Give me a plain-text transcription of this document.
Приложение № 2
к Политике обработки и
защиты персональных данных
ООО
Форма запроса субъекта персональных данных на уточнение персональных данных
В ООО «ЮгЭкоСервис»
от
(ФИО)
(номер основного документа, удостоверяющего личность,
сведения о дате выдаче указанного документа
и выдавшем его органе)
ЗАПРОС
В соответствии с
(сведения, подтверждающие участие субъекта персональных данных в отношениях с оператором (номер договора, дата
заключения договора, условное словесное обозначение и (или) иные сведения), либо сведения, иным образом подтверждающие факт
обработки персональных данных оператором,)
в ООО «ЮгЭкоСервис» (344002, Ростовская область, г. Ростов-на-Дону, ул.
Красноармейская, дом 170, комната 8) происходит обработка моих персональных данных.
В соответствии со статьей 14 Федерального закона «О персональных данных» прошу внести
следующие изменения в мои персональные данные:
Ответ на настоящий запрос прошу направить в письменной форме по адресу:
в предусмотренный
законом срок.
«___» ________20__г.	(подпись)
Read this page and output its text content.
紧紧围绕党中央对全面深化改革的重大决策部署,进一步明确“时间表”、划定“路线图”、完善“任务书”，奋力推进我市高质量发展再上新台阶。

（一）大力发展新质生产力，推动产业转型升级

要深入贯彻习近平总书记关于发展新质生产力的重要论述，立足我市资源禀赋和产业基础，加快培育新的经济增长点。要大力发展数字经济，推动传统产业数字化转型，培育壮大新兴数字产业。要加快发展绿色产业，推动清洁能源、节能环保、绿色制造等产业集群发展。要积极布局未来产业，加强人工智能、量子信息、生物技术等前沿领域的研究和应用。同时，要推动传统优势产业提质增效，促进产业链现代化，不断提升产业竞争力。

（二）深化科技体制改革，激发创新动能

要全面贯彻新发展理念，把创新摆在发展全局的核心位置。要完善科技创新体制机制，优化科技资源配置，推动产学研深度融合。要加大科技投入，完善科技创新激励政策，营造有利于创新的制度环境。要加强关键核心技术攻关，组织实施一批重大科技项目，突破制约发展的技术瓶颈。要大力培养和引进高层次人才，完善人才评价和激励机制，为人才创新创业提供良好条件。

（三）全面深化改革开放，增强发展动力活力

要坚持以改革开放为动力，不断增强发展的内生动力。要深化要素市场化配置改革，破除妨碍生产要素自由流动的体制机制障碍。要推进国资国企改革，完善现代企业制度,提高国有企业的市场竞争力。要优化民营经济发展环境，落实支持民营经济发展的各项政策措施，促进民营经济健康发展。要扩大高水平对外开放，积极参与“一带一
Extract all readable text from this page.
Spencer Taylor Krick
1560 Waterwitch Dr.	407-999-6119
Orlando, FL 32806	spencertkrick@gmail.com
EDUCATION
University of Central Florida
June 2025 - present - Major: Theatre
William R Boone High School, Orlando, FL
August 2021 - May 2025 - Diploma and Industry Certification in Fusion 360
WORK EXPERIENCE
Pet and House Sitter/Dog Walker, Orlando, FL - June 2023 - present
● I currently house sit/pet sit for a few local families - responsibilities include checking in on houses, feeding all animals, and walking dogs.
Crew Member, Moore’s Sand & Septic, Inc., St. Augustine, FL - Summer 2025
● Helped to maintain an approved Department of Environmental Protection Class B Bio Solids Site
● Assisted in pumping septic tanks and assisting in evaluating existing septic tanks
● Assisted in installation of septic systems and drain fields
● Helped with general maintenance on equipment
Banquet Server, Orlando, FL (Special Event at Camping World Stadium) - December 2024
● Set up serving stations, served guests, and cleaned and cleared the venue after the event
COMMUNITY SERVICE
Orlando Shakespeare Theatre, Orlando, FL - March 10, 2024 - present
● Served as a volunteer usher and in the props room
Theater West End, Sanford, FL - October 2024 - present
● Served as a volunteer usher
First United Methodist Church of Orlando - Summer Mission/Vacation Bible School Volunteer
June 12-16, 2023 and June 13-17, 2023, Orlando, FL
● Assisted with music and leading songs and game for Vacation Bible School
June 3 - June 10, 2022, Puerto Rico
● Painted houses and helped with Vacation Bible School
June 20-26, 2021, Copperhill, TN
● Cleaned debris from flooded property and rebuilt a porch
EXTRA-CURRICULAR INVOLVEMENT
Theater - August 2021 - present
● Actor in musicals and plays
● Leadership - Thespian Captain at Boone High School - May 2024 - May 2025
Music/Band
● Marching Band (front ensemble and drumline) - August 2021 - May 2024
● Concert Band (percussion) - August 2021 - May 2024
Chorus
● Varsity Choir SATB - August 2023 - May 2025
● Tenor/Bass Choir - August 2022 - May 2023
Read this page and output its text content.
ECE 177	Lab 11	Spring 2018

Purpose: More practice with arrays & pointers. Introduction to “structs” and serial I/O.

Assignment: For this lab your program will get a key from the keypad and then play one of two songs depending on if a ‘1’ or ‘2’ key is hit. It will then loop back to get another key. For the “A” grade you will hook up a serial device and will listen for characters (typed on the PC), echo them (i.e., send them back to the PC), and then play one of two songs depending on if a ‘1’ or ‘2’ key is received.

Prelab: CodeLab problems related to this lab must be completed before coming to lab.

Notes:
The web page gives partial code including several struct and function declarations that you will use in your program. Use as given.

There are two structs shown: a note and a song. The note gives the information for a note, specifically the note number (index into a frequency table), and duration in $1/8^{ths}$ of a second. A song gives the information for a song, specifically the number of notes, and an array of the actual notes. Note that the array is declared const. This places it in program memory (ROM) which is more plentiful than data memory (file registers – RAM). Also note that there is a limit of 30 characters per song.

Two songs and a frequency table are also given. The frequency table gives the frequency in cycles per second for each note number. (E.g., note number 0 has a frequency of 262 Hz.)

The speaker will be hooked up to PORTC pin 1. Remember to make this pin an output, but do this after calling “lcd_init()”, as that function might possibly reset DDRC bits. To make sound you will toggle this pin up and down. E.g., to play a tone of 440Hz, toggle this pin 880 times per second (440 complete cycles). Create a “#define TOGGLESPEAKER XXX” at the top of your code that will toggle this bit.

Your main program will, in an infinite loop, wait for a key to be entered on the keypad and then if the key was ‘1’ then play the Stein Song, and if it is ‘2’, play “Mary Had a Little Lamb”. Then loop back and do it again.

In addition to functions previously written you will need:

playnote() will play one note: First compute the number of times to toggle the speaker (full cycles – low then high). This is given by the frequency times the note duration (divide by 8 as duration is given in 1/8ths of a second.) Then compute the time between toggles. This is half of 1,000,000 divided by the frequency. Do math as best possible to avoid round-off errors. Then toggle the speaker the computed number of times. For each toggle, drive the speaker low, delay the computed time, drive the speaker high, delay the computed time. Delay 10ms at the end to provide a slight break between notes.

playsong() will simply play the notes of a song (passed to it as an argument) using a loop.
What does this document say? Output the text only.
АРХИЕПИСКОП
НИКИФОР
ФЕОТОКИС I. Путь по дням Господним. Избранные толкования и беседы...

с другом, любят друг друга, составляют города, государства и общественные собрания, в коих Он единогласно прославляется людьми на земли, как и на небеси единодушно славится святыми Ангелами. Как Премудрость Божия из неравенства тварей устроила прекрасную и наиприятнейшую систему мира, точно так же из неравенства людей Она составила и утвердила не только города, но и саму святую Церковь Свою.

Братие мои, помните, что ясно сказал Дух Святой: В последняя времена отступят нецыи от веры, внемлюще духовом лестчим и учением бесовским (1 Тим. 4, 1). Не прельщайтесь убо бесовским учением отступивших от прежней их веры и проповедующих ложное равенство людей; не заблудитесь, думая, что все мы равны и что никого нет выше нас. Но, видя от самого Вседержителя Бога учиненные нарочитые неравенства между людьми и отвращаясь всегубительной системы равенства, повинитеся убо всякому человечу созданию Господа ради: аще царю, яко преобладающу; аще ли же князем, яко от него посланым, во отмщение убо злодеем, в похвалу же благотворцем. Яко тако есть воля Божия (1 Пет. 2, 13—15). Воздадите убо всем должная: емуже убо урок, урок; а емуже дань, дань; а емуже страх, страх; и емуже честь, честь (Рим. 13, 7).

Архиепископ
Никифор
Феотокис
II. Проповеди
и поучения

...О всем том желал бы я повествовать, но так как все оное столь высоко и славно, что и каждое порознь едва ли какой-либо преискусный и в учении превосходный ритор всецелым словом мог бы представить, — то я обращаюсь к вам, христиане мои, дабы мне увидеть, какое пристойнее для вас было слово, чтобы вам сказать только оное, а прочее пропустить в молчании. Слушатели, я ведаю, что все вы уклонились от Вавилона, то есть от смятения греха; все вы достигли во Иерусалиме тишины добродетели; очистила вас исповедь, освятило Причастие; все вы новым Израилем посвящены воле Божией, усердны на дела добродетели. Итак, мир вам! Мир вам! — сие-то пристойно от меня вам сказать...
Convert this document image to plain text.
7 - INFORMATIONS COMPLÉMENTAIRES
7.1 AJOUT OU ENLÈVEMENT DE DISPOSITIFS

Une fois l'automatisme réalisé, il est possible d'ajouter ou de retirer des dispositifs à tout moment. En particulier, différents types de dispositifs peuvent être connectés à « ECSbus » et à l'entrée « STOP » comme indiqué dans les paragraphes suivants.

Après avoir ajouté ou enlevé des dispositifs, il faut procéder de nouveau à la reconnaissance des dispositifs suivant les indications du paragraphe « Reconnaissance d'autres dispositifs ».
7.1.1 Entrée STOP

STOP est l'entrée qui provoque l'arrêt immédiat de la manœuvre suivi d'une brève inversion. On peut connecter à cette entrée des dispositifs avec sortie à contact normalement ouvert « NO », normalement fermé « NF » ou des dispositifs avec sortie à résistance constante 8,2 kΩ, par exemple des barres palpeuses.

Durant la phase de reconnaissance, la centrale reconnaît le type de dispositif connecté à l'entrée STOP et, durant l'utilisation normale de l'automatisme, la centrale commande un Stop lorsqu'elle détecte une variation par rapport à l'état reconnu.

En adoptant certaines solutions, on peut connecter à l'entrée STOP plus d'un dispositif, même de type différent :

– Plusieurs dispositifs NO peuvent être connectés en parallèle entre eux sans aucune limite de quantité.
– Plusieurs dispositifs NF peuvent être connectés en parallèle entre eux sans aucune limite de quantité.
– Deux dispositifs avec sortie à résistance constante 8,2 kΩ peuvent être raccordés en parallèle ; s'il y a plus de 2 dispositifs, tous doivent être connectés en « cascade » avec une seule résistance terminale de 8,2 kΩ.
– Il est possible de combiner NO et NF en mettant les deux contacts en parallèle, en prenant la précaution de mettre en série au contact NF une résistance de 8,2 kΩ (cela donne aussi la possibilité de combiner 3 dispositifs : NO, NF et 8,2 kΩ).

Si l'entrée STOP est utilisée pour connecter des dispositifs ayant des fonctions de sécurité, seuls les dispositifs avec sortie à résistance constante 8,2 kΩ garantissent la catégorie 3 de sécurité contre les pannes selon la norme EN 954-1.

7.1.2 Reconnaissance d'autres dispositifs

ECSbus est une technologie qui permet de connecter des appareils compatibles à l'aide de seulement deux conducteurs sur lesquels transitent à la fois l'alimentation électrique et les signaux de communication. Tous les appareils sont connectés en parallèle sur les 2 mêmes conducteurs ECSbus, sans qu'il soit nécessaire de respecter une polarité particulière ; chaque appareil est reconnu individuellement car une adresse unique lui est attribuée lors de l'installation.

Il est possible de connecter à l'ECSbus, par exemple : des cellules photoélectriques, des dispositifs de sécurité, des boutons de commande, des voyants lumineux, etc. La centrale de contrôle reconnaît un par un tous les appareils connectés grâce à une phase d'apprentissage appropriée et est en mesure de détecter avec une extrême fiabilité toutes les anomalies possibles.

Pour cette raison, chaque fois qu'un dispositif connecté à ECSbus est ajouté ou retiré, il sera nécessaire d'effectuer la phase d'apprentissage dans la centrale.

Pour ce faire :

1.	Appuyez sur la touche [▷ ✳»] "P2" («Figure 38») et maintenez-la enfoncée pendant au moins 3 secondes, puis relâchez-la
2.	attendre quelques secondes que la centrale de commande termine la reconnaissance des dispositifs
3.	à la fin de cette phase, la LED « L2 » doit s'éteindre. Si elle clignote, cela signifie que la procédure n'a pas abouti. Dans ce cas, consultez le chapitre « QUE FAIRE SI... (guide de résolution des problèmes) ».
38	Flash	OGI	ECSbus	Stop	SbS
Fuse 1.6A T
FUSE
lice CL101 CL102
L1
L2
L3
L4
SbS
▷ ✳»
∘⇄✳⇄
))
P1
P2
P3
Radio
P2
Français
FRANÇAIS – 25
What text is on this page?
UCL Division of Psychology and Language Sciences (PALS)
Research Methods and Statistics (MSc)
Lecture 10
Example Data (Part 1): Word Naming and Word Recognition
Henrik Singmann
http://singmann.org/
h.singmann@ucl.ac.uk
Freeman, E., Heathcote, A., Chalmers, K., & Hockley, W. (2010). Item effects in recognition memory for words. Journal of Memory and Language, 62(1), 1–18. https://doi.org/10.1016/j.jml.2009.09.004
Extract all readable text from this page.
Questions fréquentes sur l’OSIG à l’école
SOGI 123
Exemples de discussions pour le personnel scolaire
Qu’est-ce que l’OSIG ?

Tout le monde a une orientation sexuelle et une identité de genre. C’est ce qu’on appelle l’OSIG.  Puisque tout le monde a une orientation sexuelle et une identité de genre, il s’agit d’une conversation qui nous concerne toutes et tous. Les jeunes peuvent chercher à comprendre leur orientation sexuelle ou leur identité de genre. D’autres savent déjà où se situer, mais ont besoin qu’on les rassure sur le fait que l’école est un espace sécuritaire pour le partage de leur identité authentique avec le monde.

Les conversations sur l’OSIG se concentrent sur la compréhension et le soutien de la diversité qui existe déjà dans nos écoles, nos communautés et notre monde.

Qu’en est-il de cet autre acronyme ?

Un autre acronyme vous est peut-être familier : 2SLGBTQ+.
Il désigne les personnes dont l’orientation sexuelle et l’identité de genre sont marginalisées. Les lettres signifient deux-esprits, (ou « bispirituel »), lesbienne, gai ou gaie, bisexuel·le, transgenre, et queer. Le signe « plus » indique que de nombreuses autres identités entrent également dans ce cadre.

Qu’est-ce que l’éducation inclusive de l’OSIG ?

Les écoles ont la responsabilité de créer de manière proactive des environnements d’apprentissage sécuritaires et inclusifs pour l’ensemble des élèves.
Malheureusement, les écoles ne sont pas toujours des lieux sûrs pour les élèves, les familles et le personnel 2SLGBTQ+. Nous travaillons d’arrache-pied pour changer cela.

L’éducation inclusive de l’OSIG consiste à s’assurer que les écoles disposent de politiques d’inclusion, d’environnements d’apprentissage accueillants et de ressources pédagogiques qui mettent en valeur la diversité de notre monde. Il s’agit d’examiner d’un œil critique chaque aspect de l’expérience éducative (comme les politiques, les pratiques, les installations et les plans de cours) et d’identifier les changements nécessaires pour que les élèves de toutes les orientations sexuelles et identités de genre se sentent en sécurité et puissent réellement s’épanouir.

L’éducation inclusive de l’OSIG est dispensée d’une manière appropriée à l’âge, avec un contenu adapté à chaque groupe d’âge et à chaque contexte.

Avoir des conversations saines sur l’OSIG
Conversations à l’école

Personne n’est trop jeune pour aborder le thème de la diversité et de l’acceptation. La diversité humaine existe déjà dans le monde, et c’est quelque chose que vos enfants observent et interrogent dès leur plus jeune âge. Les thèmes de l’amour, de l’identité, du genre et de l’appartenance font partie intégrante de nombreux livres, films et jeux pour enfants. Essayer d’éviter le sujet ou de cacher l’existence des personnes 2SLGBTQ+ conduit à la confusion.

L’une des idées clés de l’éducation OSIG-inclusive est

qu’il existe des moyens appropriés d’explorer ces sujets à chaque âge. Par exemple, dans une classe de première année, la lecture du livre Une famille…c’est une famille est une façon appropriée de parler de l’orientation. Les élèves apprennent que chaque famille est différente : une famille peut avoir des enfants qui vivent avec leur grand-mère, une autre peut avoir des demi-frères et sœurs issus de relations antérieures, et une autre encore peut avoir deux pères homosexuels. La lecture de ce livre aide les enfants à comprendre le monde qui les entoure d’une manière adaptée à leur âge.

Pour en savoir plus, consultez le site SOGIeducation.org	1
::::::::
▶ _WRITTEN INSTRUCTION_: Where a line in the material contains "School", copy that line.

▶ _RESULT OF THIS TASK_:
William R Boone High School, Orlando, FL
First United Methodist Church of Orlando - Summer Mission/Vacation Bible School Volunteer
● Assisted with music and leading songs and game for Vacation Bible School
● Painted houses and helped with Vacation Bible School
● Leadership - Thespian Captain at Boone High School - May 2024 - May 2025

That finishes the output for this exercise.